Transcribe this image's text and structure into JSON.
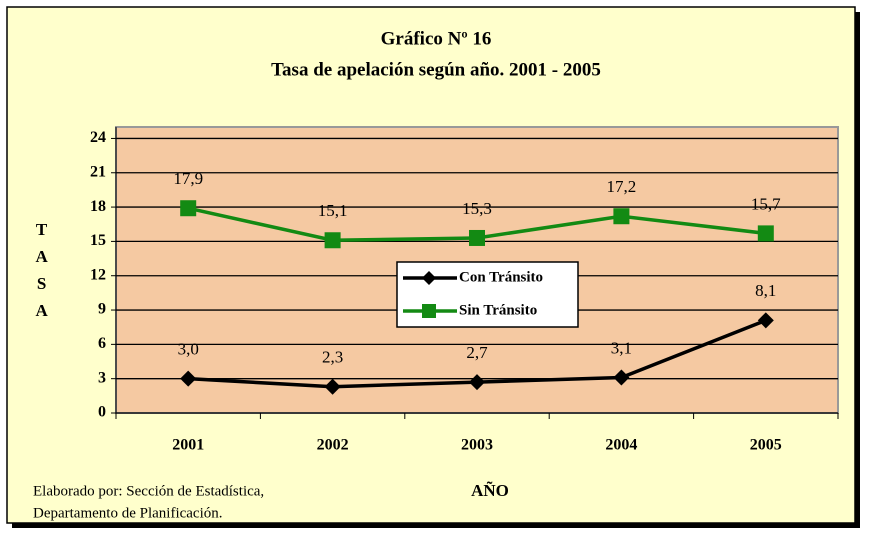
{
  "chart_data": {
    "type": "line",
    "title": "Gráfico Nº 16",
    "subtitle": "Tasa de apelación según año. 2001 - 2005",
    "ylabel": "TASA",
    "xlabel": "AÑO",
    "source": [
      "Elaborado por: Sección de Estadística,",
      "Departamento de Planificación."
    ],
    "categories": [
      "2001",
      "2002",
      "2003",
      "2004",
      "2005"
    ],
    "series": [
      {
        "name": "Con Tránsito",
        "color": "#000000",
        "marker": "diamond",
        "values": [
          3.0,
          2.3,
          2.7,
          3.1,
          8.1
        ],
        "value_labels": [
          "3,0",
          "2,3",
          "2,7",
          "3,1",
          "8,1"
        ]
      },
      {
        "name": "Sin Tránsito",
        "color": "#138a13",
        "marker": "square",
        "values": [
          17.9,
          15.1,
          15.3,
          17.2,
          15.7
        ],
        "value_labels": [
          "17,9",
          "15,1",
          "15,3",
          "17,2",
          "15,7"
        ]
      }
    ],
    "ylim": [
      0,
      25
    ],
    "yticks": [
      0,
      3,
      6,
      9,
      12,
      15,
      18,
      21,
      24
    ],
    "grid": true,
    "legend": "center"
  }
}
--
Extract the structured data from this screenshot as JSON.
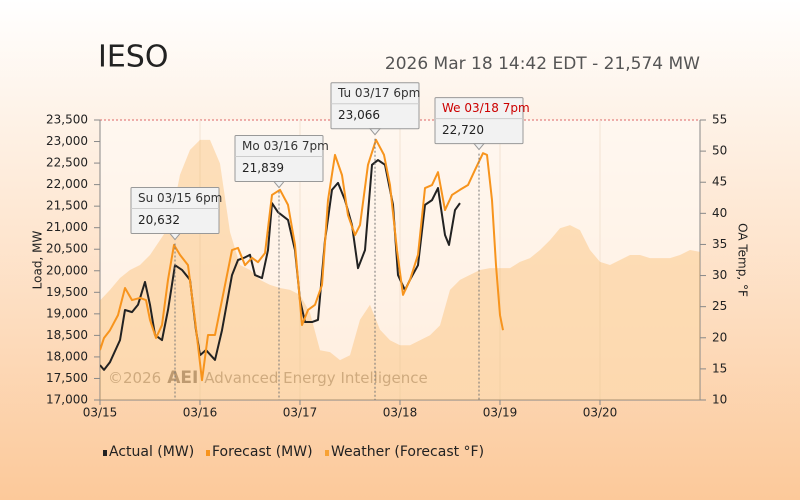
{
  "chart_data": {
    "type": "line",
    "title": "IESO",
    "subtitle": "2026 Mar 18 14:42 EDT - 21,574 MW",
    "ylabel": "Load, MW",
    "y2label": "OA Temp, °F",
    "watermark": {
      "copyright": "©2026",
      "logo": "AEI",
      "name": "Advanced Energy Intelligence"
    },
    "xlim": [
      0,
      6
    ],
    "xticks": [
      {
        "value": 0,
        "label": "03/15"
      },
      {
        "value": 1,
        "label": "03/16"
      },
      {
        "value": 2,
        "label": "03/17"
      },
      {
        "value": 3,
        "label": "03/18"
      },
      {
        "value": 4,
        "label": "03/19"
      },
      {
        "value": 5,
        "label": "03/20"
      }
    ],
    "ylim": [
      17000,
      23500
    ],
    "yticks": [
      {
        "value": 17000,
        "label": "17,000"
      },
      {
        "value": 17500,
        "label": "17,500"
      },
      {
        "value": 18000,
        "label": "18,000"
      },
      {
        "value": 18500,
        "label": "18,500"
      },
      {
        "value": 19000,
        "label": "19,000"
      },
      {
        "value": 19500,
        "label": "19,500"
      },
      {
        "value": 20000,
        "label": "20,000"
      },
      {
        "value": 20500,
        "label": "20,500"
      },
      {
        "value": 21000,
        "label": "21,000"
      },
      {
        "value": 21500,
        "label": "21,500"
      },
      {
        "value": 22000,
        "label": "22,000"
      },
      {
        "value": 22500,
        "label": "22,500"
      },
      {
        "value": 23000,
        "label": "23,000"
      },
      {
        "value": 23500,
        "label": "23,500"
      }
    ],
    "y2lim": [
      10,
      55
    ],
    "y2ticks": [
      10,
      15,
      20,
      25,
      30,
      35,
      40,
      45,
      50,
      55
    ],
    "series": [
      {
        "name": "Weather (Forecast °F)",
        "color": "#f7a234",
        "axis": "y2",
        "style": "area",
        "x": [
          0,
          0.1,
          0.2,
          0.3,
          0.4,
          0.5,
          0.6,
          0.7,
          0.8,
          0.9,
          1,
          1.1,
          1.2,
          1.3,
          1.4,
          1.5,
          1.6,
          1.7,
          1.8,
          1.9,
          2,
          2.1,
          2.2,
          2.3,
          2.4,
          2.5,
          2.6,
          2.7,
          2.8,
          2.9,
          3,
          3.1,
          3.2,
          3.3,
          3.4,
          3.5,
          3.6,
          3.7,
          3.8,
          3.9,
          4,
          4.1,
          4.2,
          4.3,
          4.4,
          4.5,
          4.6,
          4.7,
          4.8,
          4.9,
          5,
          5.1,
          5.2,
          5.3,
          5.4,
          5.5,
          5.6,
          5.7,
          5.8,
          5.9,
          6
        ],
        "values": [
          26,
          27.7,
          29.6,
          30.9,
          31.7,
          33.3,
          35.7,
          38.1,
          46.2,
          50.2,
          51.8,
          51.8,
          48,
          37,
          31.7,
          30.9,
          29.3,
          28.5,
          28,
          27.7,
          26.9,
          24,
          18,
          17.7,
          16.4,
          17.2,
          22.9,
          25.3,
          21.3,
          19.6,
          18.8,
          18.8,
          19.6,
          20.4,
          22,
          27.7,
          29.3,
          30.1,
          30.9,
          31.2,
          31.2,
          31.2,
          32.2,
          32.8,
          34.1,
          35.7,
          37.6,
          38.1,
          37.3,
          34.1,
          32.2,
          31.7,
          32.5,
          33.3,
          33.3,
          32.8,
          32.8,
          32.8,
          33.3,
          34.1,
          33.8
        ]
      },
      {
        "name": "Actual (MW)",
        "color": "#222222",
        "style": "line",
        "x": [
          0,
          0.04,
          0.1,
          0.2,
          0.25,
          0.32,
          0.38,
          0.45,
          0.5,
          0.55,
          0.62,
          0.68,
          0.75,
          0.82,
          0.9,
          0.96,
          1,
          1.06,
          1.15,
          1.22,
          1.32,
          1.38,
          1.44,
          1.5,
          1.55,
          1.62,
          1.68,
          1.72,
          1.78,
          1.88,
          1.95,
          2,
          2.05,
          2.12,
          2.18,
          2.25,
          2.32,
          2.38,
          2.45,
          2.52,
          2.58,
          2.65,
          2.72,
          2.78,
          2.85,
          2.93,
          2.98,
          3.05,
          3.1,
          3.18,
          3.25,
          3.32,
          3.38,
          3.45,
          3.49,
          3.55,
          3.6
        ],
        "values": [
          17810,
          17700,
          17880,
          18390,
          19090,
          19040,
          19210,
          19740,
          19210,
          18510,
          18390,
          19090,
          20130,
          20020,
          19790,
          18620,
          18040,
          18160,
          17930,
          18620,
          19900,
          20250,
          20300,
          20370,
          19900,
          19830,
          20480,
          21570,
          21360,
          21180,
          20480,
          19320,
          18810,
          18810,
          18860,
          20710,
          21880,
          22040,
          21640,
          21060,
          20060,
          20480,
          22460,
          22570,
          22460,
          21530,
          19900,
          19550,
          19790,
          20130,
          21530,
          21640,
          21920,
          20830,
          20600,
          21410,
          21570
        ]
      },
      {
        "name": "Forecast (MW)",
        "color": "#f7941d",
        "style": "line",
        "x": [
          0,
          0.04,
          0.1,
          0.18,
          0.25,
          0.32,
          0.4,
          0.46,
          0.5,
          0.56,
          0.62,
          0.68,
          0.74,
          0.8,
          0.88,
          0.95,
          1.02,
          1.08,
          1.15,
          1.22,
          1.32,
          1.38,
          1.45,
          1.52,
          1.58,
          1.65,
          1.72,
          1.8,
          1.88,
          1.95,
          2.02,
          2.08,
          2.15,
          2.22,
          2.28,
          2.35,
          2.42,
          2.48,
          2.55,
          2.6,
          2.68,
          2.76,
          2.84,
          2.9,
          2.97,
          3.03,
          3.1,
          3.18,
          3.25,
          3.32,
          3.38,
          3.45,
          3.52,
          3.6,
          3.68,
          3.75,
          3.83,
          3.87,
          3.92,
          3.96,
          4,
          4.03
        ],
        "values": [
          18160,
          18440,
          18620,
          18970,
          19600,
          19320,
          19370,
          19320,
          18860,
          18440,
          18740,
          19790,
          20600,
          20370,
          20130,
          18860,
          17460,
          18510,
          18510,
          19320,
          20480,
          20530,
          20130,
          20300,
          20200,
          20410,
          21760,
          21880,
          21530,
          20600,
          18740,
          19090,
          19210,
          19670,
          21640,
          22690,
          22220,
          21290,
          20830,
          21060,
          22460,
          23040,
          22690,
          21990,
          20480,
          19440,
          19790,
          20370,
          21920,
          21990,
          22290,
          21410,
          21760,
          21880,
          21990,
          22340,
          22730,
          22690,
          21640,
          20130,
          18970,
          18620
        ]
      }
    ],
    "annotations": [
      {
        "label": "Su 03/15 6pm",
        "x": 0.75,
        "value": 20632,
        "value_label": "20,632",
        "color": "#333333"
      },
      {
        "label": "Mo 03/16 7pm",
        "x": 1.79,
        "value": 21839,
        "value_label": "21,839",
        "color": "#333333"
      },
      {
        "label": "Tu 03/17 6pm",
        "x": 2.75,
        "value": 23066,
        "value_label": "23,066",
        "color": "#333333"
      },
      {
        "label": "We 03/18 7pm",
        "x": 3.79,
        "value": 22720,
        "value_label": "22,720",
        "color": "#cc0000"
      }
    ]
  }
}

> TASK TO COMPLETE:
Determine how many lines in the data above contain the string "name". Give nothing except the number.

> EXERCISE RESPONSE:
6